The data below is to be returned in full and exactly.

******

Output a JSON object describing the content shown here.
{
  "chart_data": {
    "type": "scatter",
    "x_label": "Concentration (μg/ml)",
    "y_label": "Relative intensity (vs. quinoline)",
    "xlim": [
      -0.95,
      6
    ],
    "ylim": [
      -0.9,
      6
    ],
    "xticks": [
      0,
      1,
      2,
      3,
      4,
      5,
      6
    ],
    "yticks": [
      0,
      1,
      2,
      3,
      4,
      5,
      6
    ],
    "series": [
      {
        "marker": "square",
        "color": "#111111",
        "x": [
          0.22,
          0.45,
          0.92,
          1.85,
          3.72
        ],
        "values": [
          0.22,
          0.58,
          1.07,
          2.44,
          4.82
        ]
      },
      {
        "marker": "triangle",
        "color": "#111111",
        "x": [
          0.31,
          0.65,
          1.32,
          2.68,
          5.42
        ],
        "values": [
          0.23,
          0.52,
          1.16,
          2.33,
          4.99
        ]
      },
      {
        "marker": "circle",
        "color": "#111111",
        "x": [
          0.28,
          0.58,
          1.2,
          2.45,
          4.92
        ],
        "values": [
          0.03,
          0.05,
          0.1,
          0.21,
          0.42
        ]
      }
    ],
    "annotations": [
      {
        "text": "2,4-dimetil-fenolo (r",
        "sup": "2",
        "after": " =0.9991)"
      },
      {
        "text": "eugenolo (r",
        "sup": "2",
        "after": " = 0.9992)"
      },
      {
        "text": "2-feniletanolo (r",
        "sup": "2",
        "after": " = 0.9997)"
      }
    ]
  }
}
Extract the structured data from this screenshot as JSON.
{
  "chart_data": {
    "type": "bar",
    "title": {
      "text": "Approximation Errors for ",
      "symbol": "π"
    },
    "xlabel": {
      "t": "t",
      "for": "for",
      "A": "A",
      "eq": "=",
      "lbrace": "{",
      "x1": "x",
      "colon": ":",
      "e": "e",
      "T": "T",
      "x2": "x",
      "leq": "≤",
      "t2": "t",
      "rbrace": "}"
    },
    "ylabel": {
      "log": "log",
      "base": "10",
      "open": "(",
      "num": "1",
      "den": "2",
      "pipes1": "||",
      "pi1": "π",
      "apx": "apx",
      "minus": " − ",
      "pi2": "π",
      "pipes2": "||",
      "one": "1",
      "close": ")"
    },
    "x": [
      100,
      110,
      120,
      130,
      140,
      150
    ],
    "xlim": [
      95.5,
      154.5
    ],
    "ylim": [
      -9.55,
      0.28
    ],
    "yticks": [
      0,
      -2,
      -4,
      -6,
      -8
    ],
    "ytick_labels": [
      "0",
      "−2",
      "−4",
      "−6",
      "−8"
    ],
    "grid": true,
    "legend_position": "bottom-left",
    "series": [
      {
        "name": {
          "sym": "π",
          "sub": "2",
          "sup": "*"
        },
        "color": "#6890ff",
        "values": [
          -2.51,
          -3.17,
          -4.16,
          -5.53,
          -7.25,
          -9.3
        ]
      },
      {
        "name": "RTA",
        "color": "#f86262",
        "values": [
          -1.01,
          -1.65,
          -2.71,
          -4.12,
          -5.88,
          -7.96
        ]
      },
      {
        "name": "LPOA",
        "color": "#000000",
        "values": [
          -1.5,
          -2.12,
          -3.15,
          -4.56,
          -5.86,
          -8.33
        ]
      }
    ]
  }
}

******

**SOLUTION TO THIS TASK**.
Output a JSON object describing the content shown here.
{
  "chart_data": {
    "type": "scatter",
    "x_label": "Concentration (μg/ml)",
    "y_label": "Relative intensity (vs. quinoline)",
    "xlim": [
      -0.95,
      6
    ],
    "ylim": [
      -0.9,
      6
    ],
    "xticks": [
      0,
      1,
      2,
      3,
      4,
      5,
      6
    ],
    "yticks": [
      0,
      1,
      2,
      3,
      4,
      5,
      6
    ],
    "series": [
      {
        "marker": "square",
        "color": "#111111",
        "x": [
          0.22,
          0.45,
          0.92,
          1.85,
          3.72
        ],
        "values": [
          0.22,
          0.58,
          1.07,
          2.44,
          4.82
        ]
      },
      {
        "marker": "triangle",
        "color": "#111111",
        "x": [
          0.31,
          0.65,
          1.32,
          2.68,
          5.42
        ],
        "values": [
          0.23,
          0.52,
          1.16,
          2.33,
          4.99
        ]
      },
      {
        "marker": "circle",
        "color": "#111111",
        "x": [
          0.28,
          0.58,
          1.2,
          2.45,
          4.92
        ],
        "values": [
          0.03,
          0.05,
          0.1,
          0.21,
          0.42
        ]
      }
    ],
    "annotations": [
      {
        "text": "2,4-dimetil-fenolo (r",
        "sup": "2",
        "after": " =0.9991)"
      },
      {
        "text": "eugenolo (r",
        "sup": "2",
        "after": " = 0.9992)"
      },
      {
        "text": "2-feniletanolo (r",
        "sup": "2",
        "after": " = 0.9997)"
      }
    ]
  }
}
Extract the structured data from this screenshot as JSON.
{
  "chart_data": {
    "type": "bar",
    "title": {
      "text": "Approximation Errors for ",
      "symbol": "π"
    },
    "xlabel": {
      "t": "t",
      "for": "for",
      "A": "A",
      "eq": "=",
      "lbrace": "{",
      "x1": "x",
      "colon": ":",
      "e": "e",
      "T": "T",
      "x2": "x",
      "leq": "≤",
      "t2": "t",
      "rbrace": "}"
    },
    "ylabel": {
      "log": "log",
      "base": "10",
      "open": "(",
      "num": "1",
      "den": "2",
      "pipes1": "||",
      "pi1": "π",
      "apx": "apx",
      "minus": " − ",
      "pi2": "π",
      "pipes2": "||",
      "one": "1",
      "close": ")"
    },
    "x": [
      100,
      110,
      120,
      130,
      140,
      150
    ],
    "xlim": [
      95.5,
      154.5
    ],
    "ylim": [
      -9.55,
      0.28
    ],
    "yticks": [
      0,
      -2,
      -4,
      -6,
      -8
    ],
    "ytick_labels": [
      "0",
      "−2",
      "−4",
      "−6",
      "−8"
    ],
    "grid": true,
    "legend_position": "bottom-left",
    "series": [
      {
        "name": {
          "sym": "π",
          "sub": "2",
          "sup": "*"
        },
        "color": "#6890ff",
        "values": [
          -2.51,
          -3.17,
          -4.16,
          -5.53,
          -7.25,
          -9.3
        ]
      },
      {
        "name": "RTA",
        "color": "#f86262",
        "values": [
          -1.01,
          -1.65,
          -2.71,
          -4.12,
          -5.88,
          -7.96
        ]
      },
      {
        "name": "LPOA",
        "color": "#000000",
        "values": [
          -1.5,
          -2.12,
          -3.15,
          -4.56,
          -5.86,
          -8.33
        ]
      }
    ]
  }
}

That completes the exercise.